*Exercise instructions*
Scan the data below and pick out the lines containing the word "small".

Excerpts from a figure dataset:

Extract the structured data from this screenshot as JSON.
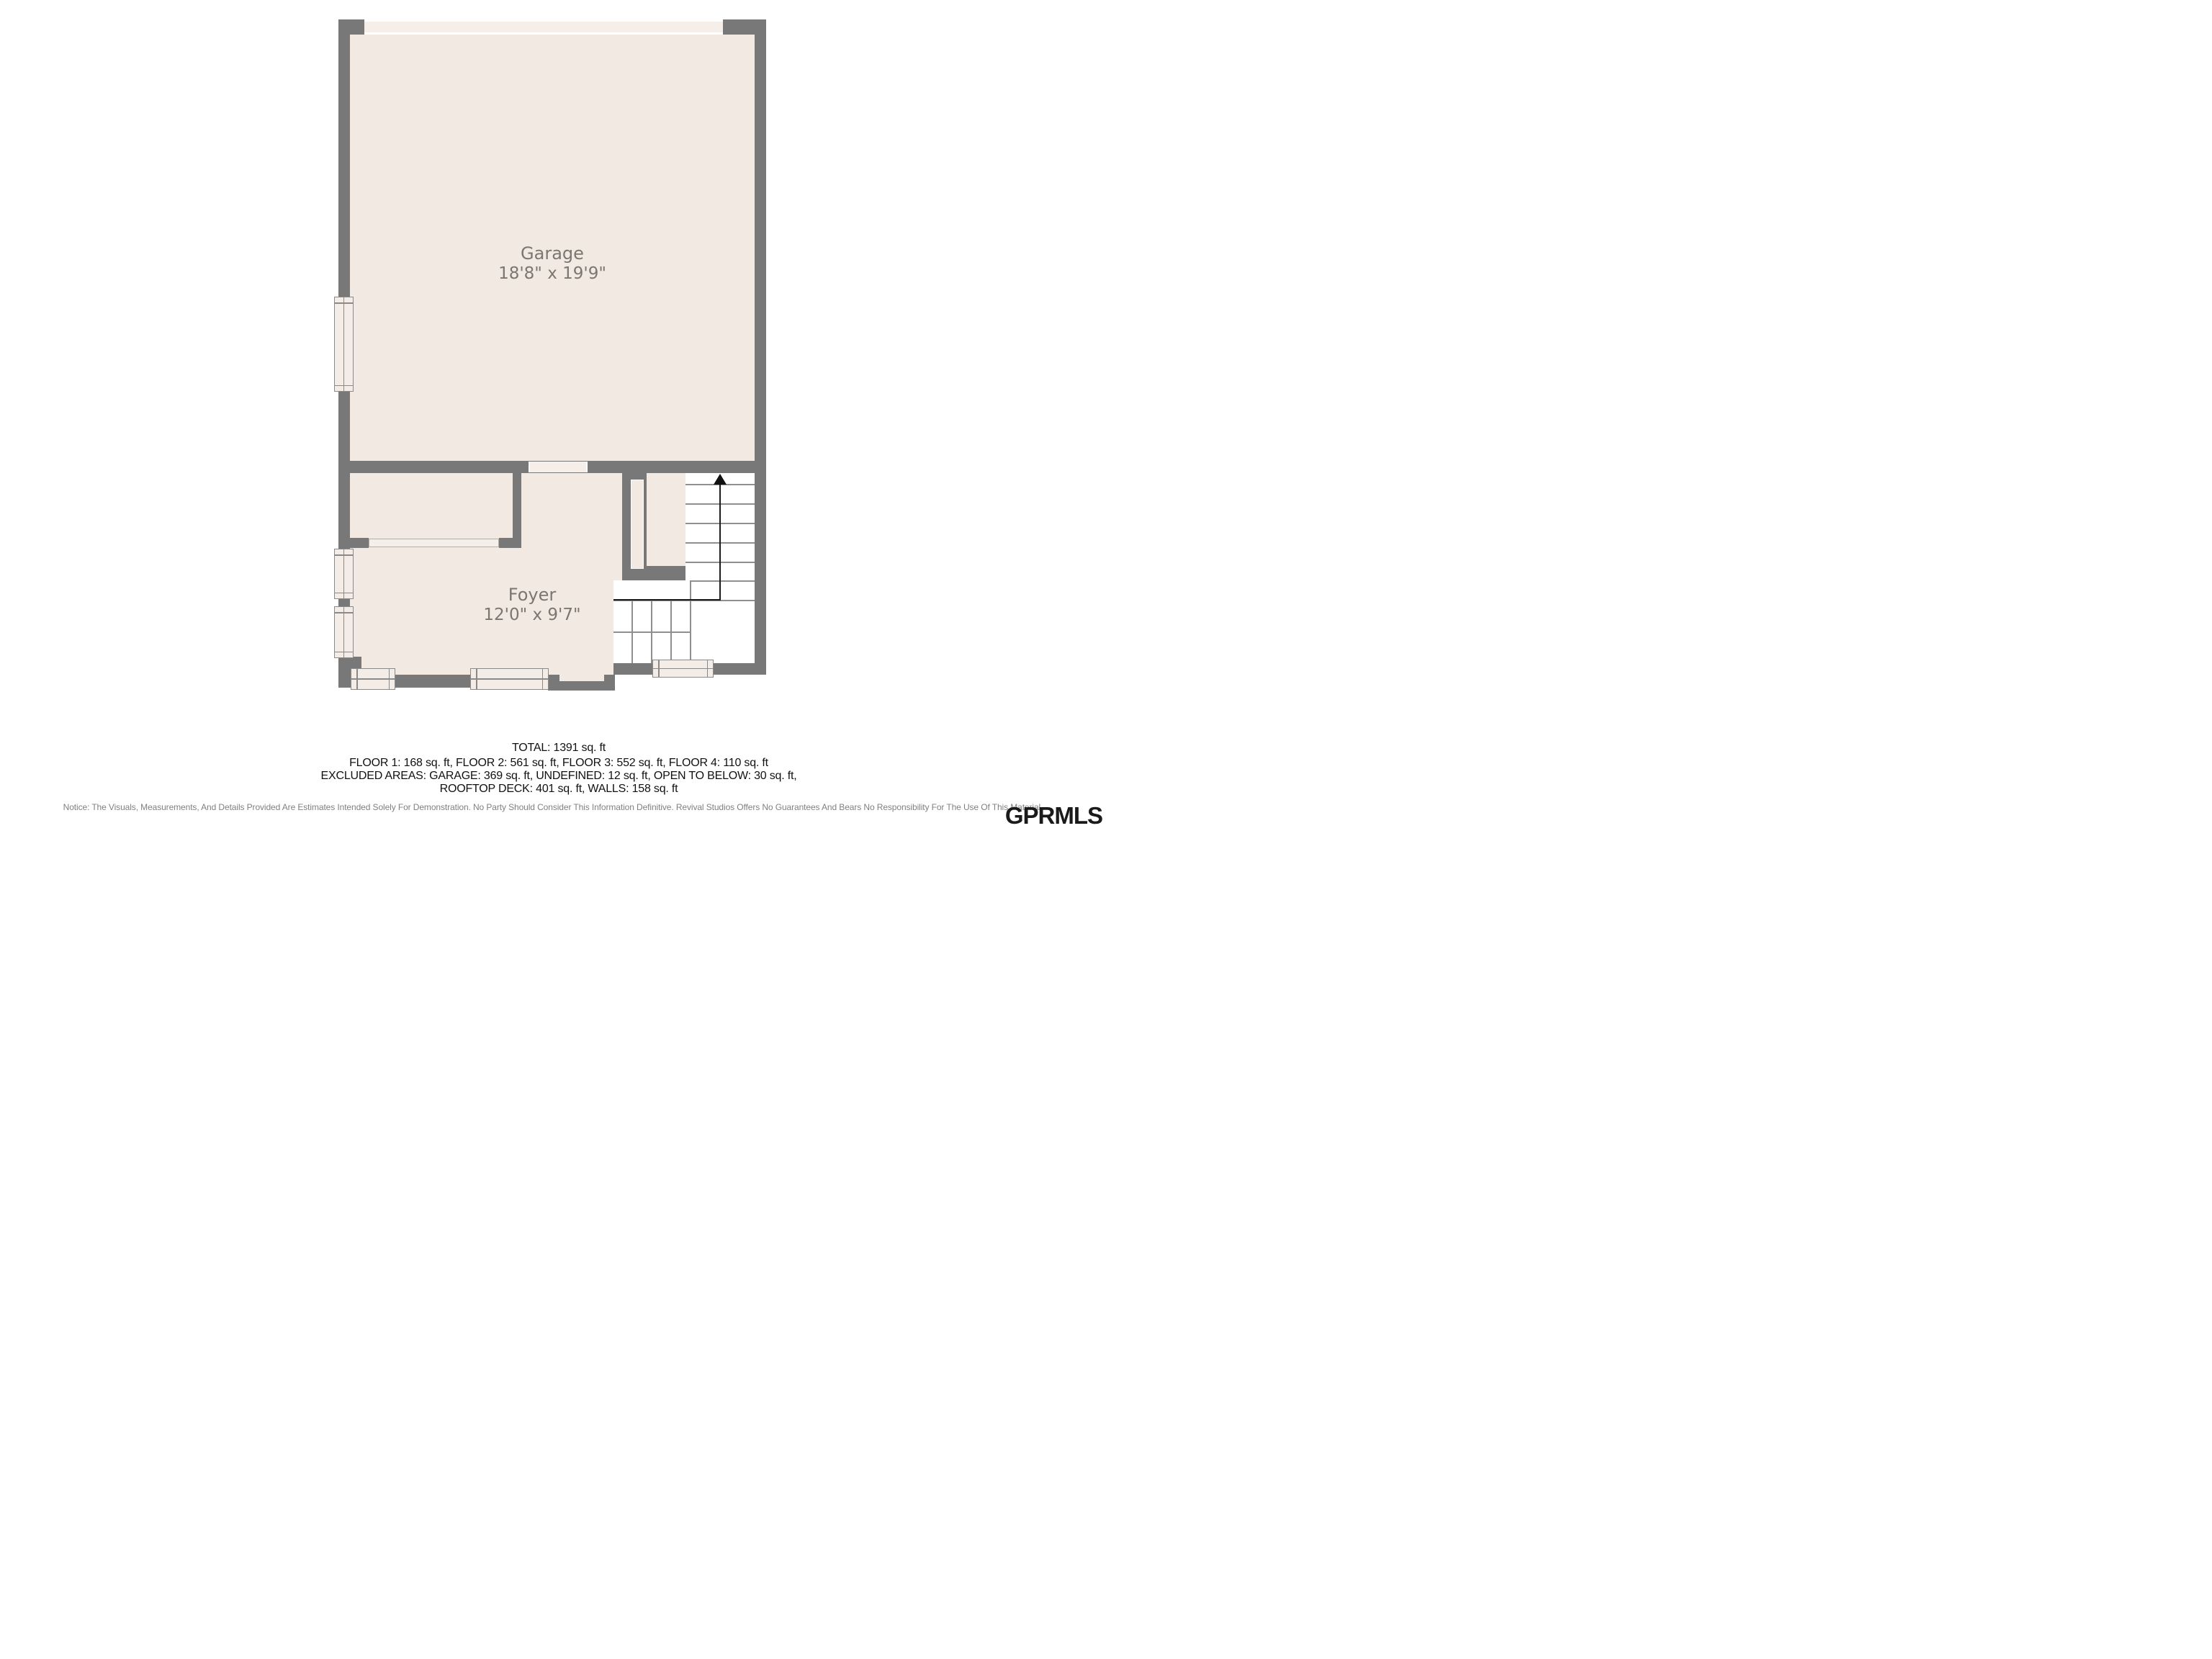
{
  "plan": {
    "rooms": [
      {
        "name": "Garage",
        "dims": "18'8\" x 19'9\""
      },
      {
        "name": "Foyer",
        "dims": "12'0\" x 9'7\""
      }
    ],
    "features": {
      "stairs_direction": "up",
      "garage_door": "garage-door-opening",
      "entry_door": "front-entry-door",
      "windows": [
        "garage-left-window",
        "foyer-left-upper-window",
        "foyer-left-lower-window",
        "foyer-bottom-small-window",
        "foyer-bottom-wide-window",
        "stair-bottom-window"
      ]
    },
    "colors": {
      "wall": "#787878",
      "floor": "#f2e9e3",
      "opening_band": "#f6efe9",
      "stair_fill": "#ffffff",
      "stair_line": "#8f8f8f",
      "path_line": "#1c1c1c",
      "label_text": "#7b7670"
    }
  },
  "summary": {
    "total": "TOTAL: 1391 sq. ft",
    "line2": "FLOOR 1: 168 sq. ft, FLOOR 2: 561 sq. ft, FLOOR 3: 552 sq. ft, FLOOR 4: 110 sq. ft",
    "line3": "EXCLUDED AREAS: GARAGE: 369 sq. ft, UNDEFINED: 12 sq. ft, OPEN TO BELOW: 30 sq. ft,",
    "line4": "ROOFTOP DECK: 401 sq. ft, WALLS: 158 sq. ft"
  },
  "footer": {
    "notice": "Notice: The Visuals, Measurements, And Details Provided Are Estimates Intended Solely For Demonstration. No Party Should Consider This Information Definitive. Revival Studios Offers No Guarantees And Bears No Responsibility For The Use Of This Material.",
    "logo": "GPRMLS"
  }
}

* * *

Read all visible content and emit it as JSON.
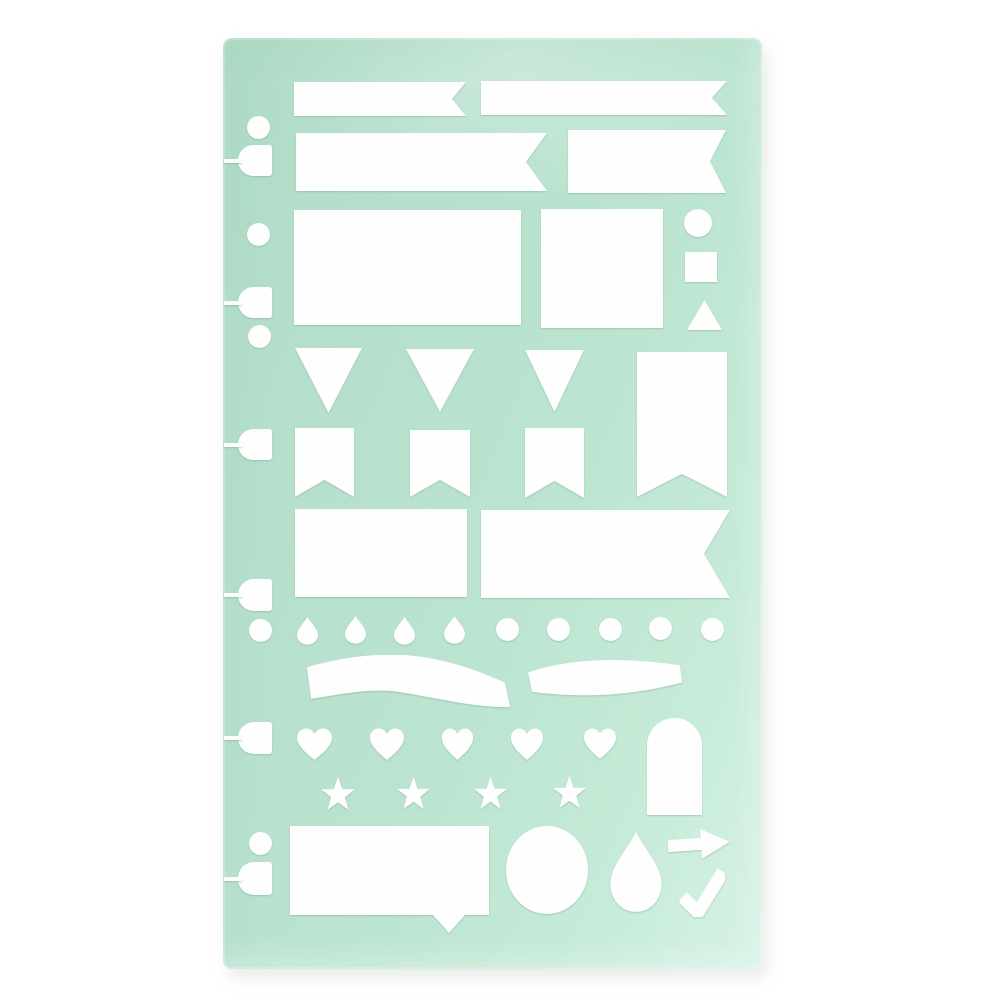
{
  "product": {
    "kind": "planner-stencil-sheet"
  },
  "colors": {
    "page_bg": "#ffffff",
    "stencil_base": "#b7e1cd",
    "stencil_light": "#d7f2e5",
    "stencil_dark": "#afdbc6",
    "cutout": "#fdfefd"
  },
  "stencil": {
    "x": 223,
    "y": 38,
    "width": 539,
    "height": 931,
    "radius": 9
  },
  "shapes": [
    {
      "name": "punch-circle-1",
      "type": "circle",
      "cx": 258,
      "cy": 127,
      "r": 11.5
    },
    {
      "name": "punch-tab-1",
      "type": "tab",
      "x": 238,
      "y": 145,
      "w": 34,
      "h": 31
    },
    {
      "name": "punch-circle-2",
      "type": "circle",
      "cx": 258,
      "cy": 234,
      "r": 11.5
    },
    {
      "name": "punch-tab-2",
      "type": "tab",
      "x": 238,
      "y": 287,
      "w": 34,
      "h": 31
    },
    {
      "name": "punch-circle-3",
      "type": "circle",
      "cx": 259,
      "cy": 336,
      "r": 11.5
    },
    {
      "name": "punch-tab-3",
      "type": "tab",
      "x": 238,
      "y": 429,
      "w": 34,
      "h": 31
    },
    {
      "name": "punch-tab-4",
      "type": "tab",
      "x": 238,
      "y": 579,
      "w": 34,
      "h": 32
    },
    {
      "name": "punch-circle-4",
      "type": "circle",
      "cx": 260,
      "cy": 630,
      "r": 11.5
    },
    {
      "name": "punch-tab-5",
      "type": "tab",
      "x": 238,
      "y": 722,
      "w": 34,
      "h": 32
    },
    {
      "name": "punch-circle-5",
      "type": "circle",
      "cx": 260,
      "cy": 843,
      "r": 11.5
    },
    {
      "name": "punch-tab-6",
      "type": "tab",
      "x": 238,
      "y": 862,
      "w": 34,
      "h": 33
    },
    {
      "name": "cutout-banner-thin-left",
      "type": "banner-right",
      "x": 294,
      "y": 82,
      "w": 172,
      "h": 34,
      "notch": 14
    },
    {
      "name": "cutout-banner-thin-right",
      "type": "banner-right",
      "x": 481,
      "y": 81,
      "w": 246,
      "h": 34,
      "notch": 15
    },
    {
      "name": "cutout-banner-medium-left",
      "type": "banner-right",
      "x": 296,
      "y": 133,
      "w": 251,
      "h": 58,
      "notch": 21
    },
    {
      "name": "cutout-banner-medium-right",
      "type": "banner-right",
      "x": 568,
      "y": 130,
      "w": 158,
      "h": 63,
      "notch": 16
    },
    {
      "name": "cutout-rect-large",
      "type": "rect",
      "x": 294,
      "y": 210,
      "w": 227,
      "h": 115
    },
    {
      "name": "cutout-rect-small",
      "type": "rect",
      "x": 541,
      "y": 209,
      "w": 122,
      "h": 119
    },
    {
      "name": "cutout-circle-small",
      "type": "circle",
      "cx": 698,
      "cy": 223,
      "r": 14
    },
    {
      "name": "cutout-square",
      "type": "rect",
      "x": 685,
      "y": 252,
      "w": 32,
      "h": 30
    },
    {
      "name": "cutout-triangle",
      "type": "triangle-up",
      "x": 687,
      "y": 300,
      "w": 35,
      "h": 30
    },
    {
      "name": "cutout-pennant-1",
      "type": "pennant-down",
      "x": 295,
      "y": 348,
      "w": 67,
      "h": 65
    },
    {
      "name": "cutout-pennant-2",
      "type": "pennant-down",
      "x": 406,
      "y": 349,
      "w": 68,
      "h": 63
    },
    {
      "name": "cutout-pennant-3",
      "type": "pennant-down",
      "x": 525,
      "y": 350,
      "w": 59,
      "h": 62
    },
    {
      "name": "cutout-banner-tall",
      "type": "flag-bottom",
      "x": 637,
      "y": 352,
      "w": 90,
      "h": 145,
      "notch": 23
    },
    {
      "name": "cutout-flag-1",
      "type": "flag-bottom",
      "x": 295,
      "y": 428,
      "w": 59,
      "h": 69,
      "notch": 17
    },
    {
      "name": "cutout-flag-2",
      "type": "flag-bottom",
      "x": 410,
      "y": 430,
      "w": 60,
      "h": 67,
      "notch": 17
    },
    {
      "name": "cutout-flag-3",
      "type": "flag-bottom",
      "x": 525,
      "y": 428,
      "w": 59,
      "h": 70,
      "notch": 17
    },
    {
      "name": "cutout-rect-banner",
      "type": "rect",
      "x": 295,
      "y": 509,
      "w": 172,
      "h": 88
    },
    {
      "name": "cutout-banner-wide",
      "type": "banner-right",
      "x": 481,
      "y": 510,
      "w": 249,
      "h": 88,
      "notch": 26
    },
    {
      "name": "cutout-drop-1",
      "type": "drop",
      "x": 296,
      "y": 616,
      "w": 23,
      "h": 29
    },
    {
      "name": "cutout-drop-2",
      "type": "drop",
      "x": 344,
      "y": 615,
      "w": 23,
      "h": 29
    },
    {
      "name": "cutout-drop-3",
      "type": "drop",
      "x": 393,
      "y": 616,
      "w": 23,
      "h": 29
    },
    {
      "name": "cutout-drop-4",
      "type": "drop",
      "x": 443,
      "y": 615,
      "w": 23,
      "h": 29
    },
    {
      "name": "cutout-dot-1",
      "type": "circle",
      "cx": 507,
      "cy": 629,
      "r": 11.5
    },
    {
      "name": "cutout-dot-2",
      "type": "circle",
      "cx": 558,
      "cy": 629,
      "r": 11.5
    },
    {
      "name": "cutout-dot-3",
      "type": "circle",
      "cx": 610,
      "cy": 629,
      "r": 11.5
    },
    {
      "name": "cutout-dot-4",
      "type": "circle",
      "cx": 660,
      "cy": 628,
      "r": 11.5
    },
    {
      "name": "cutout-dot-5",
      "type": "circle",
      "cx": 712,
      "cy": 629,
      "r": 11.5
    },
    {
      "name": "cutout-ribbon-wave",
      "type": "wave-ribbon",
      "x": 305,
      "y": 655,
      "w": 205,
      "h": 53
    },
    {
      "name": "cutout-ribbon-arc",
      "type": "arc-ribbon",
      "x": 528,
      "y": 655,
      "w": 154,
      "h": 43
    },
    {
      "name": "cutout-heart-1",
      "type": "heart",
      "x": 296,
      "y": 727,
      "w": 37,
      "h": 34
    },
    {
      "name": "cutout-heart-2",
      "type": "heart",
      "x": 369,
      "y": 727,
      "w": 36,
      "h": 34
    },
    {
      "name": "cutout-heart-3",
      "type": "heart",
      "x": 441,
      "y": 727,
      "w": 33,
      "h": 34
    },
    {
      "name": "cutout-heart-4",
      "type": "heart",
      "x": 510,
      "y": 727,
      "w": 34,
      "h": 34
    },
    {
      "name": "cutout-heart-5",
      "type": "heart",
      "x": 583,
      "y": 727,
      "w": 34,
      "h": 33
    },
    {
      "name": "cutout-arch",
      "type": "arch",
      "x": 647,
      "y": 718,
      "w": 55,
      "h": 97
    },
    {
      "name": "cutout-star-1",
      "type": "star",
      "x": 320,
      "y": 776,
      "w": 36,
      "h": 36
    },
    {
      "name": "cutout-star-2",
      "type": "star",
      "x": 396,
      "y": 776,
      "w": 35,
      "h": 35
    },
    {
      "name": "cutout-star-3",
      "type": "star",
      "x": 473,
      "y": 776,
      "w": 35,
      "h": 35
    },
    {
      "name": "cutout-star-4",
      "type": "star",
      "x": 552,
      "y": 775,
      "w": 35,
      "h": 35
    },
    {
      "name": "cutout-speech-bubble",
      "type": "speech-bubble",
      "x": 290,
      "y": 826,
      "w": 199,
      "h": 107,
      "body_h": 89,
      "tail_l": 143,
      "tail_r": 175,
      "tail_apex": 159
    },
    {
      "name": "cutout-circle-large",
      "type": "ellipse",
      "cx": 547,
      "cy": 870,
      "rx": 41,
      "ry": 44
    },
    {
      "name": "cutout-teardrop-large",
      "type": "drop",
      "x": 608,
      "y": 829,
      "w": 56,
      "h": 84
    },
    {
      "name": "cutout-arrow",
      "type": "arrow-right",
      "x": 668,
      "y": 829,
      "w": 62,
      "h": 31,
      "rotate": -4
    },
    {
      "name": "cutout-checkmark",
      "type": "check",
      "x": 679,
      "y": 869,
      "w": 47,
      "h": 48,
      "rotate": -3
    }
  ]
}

*Written response*
        "foyer-bottom-small-window",
      "name": "cutout-rect-small",
      "name": "cutout-circle-small",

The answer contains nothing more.